▸ EXERCISE PROMPT:
Reproduce the listing below without changes, except that pictures are left out.

**** STORED DATA ****

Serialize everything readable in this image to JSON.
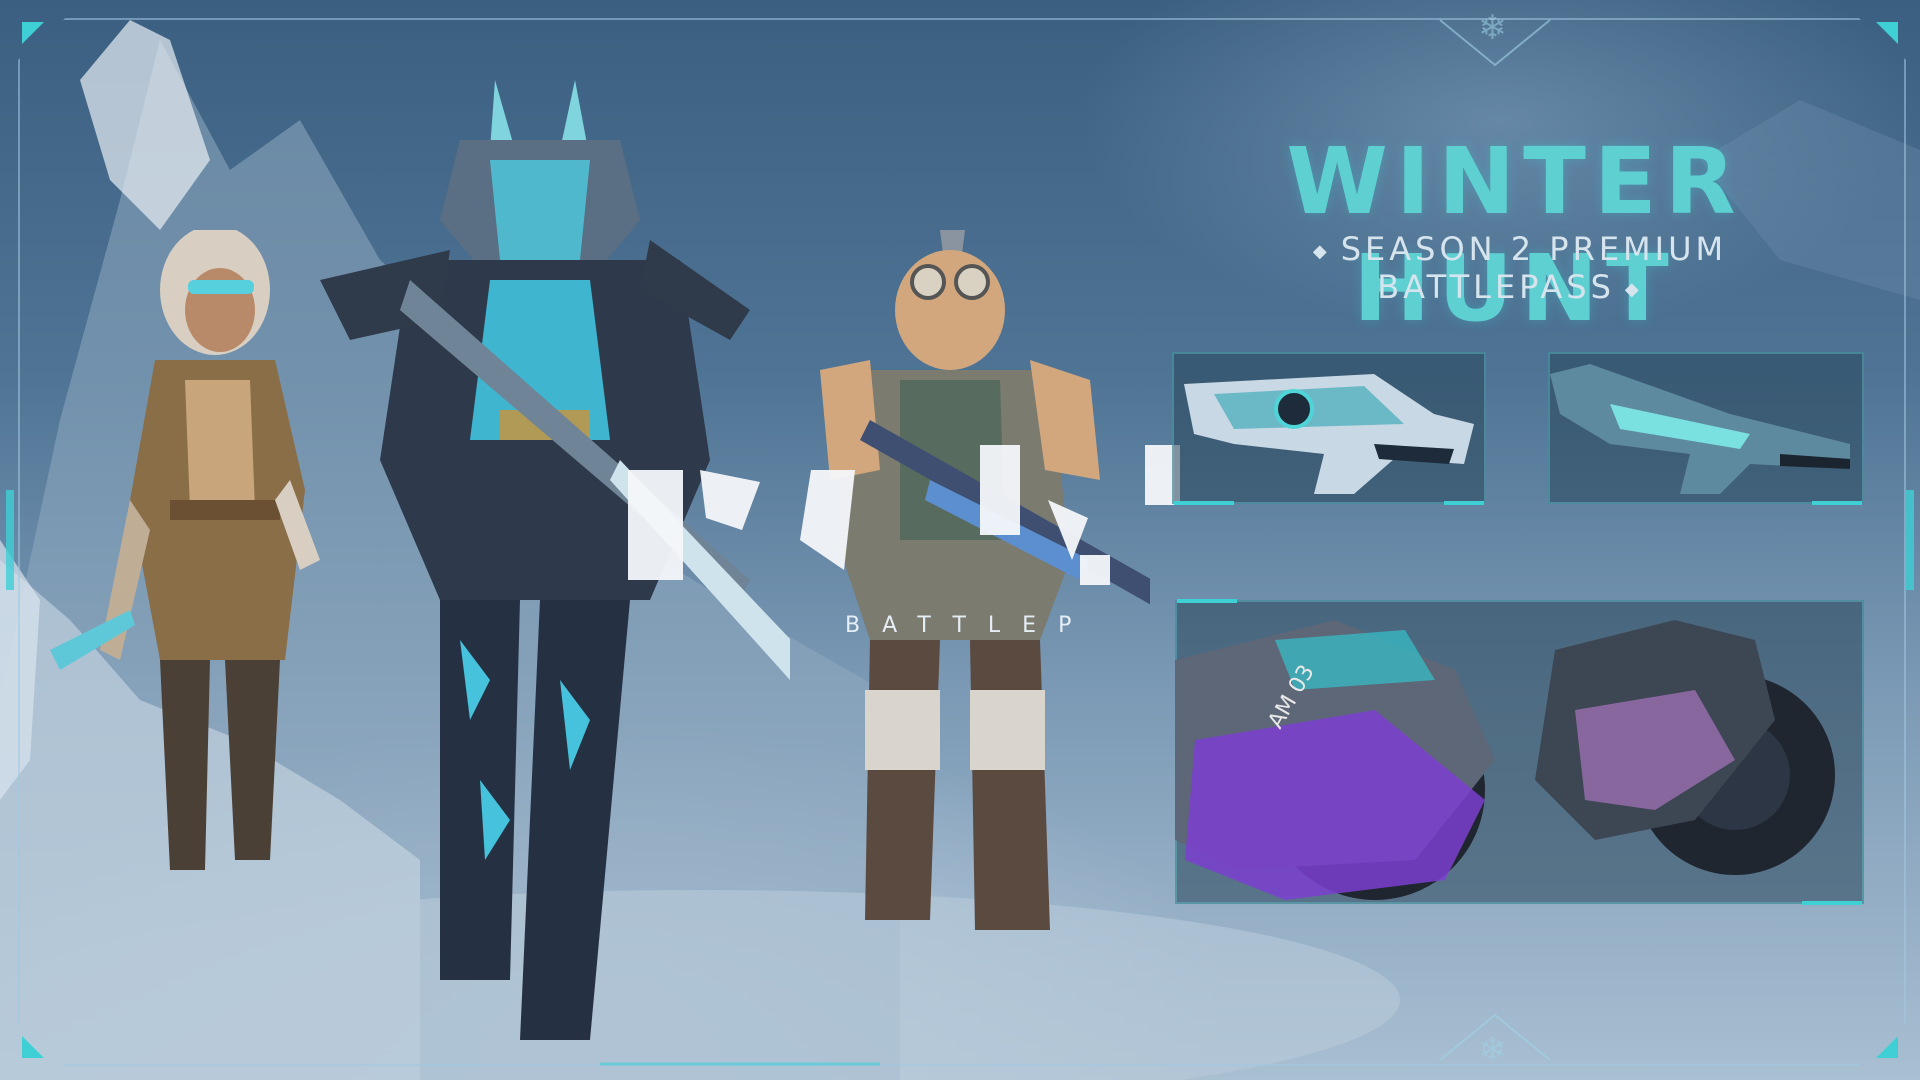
{
  "title": "WINTER HUNT",
  "subtitle": "SEASON 2 PREMIUM BATTLEPASS",
  "overlay_fragment": "BATTLEP",
  "bike_plate": "AM 03",
  "icons": {
    "top_emblem": "snowflake-icon",
    "bottom_emblem": "snowflake-icon"
  },
  "colors": {
    "accent": "#5fd0d1",
    "frame": "#47d3d9",
    "subtitle": "#d6e4ee",
    "bike_purple": "#7b3fd0"
  },
  "characters": [
    {
      "name": "hooded-huntress"
    },
    {
      "name": "lion-beast-warrior"
    },
    {
      "name": "goggled-brute"
    }
  ],
  "rewards": [
    {
      "kind": "weapon-skin-1"
    },
    {
      "kind": "weapon-skin-2"
    },
    {
      "kind": "motorbike-skin"
    }
  ]
}
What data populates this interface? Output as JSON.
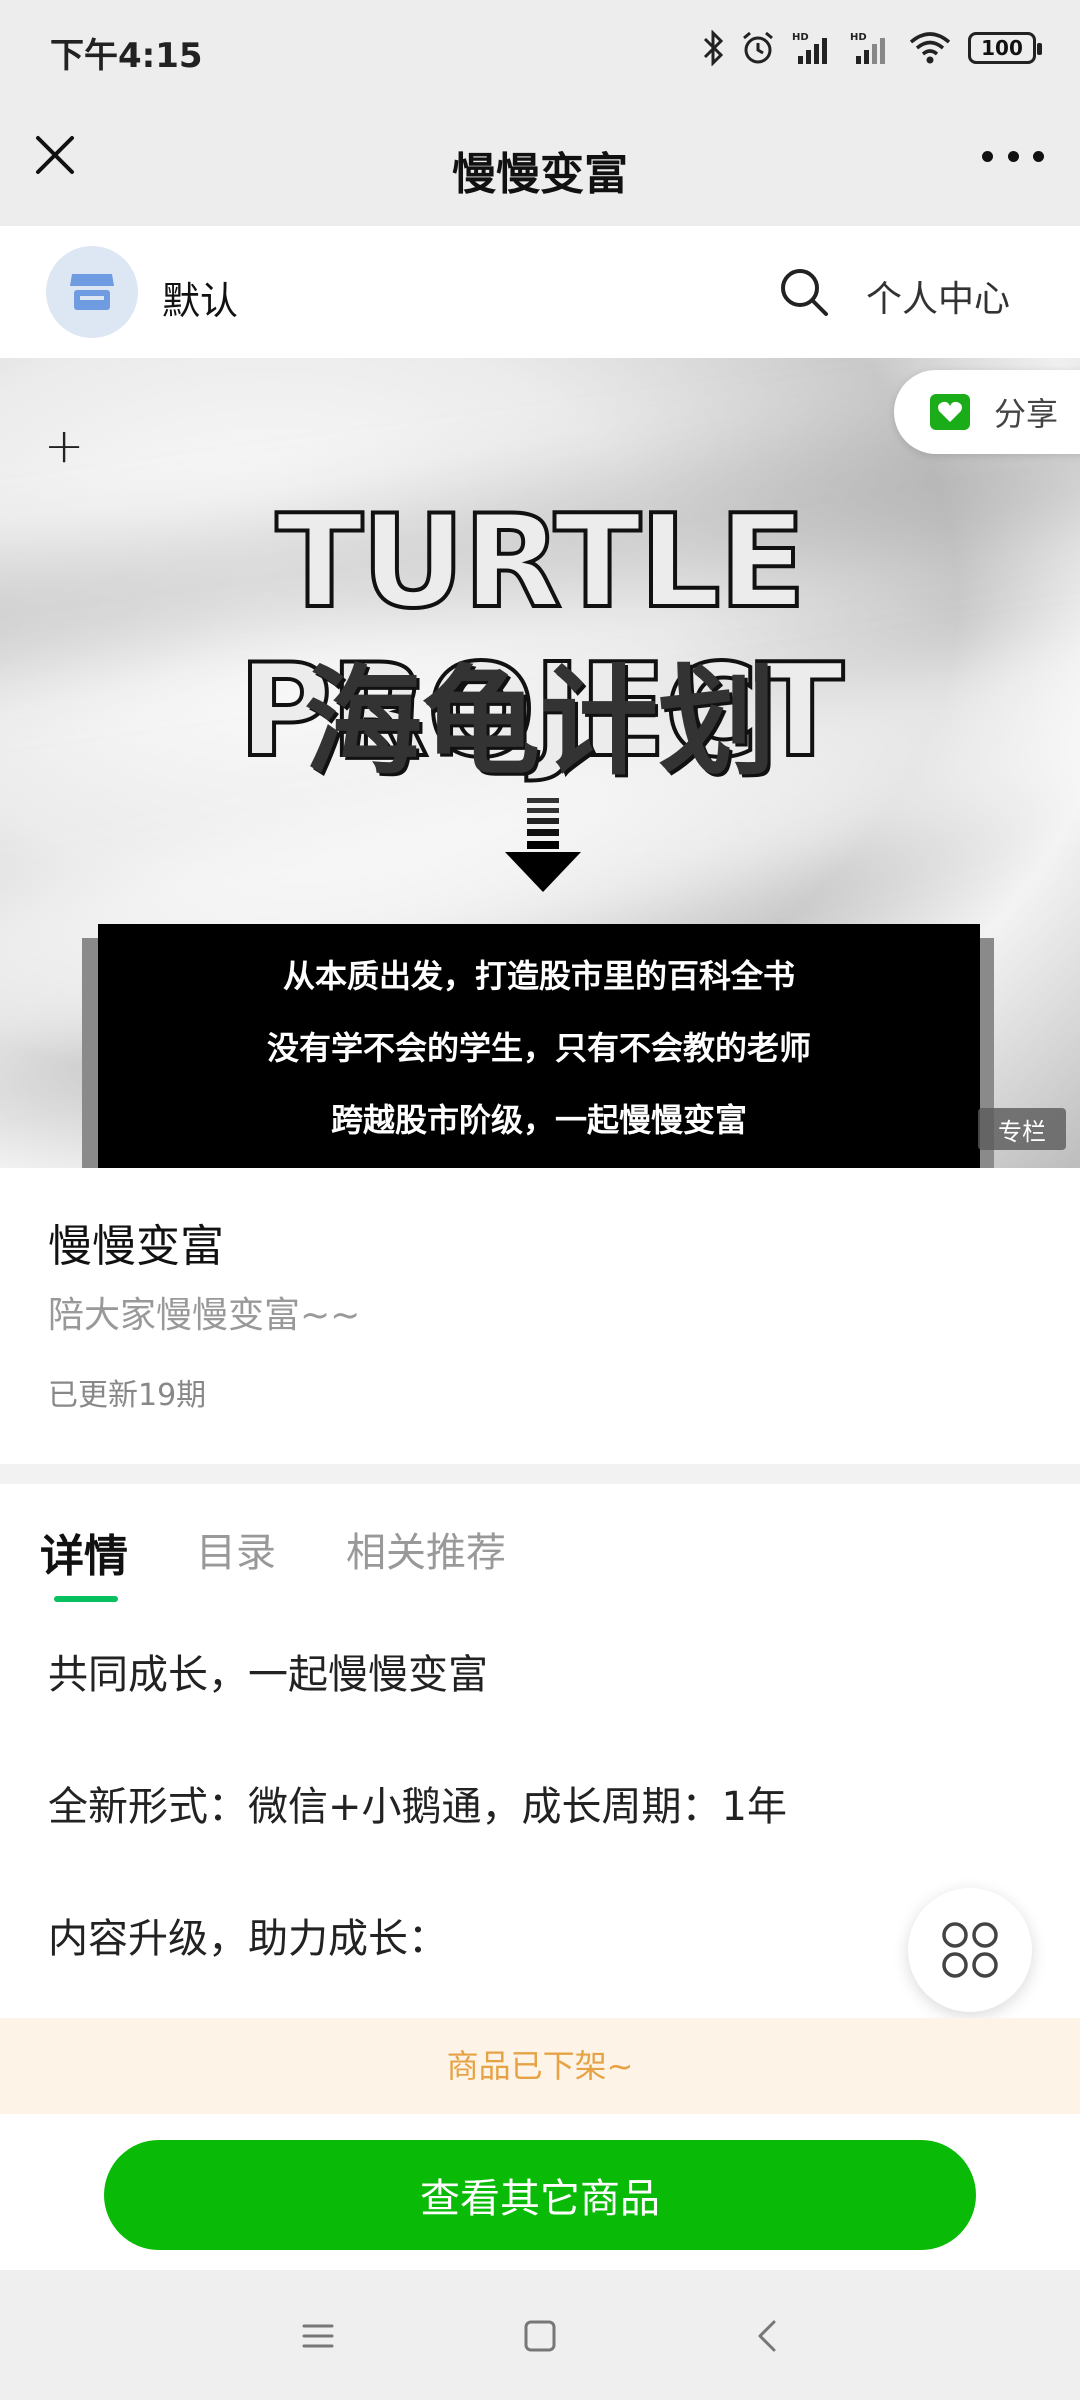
{
  "status_bar": {
    "time": "下午4:15",
    "battery": "100",
    "icons": [
      "bluetooth-icon",
      "alarm-icon",
      "signal-hd-icon",
      "signal-hd-icon",
      "wifi-icon",
      "battery-icon"
    ]
  },
  "title_bar": {
    "title": "慢慢变富"
  },
  "shop": {
    "name": "默认",
    "personal_center": "个人中心"
  },
  "banner": {
    "share_label": "分享",
    "heading_en": "TURTLE PROJECT",
    "heading_cn": "海龟计划",
    "lines": [
      "从本质出发，打造股市里的百科全书",
      "没有学不会的学生，只有不会教的老师",
      "跨越股市阶级，一起慢慢变富"
    ],
    "tag": "专栏"
  },
  "product": {
    "name": "慢慢变富",
    "description": "陪大家慢慢变富~~",
    "updates": "已更新19期"
  },
  "tabs": [
    {
      "label": "详情",
      "active": true
    },
    {
      "label": "目录",
      "active": false
    },
    {
      "label": "相关推荐",
      "active": false
    }
  ],
  "detail": {
    "lines": [
      "共同成长，一起慢慢变富",
      "全新形式：微信+小鹅通，成长周期：1年",
      "内容升级，助力成长："
    ]
  },
  "notice": "商品已下架~",
  "actions": {
    "view_other": "查看其它商品"
  },
  "colors": {
    "accent_green": "#07c160",
    "button_green": "#09bb07",
    "notice_text": "#e6a346",
    "notice_bg": "#fdf3e6"
  }
}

****

▸ RESPONSE TO THE EXERCISE:
Serialize everything readable in this image to JSON.
{
  "title": "WINTER HUNT",
  "subtitle": "SEASON 2 PREMIUM BATTLEPASS",
  "overlay_fragment": "BATTLEP",
  "bike_plate": "AM 03",
  "icons": {
    "top_emblem": "snowflake-icon",
    "bottom_emblem": "snowflake-icon"
  },
  "colors": {
    "accent": "#5fd0d1",
    "frame": "#47d3d9",
    "subtitle": "#d6e4ee",
    "bike_purple": "#7b3fd0"
  },
  "characters": [
    {
      "name": "hooded-huntress"
    },
    {
      "name": "lion-beast-warrior"
    },
    {
      "name": "goggled-brute"
    }
  ],
  "rewards": [
    {
      "kind": "weapon-skin-1"
    },
    {
      "kind": "weapon-skin-2"
    },
    {
      "kind": "motorbike-skin"
    }
  ]
}
What data populates this interface? Output as JSON.
{
  "status_bar": {
    "time": "下午4:15",
    "battery": "100",
    "icons": [
      "bluetooth-icon",
      "alarm-icon",
      "signal-hd-icon",
      "signal-hd-icon",
      "wifi-icon",
      "battery-icon"
    ]
  },
  "title_bar": {
    "title": "慢慢变富"
  },
  "shop": {
    "name": "默认",
    "personal_center": "个人中心"
  },
  "banner": {
    "share_label": "分享",
    "heading_en": "TURTLE PROJECT",
    "heading_cn": "海龟计划",
    "lines": [
      "从本质出发，打造股市里的百科全书",
      "没有学不会的学生，只有不会教的老师",
      "跨越股市阶级，一起慢慢变富"
    ],
    "tag": "专栏"
  },
  "product": {
    "name": "慢慢变富",
    "description": "陪大家慢慢变富~~",
    "updates": "已更新19期"
  },
  "tabs": [
    {
      "label": "详情",
      "active": true
    },
    {
      "label": "目录",
      "active": false
    },
    {
      "label": "相关推荐",
      "active": false
    }
  ],
  "detail": {
    "lines": [
      "共同成长，一起慢慢变富",
      "全新形式：微信+小鹅通，成长周期：1年",
      "内容升级，助力成长："
    ]
  },
  "notice": "商品已下架~",
  "actions": {
    "view_other": "查看其它商品"
  },
  "colors": {
    "accent_green": "#07c160",
    "button_green": "#09bb07",
    "notice_text": "#e6a346",
    "notice_bg": "#fdf3e6"
  }
}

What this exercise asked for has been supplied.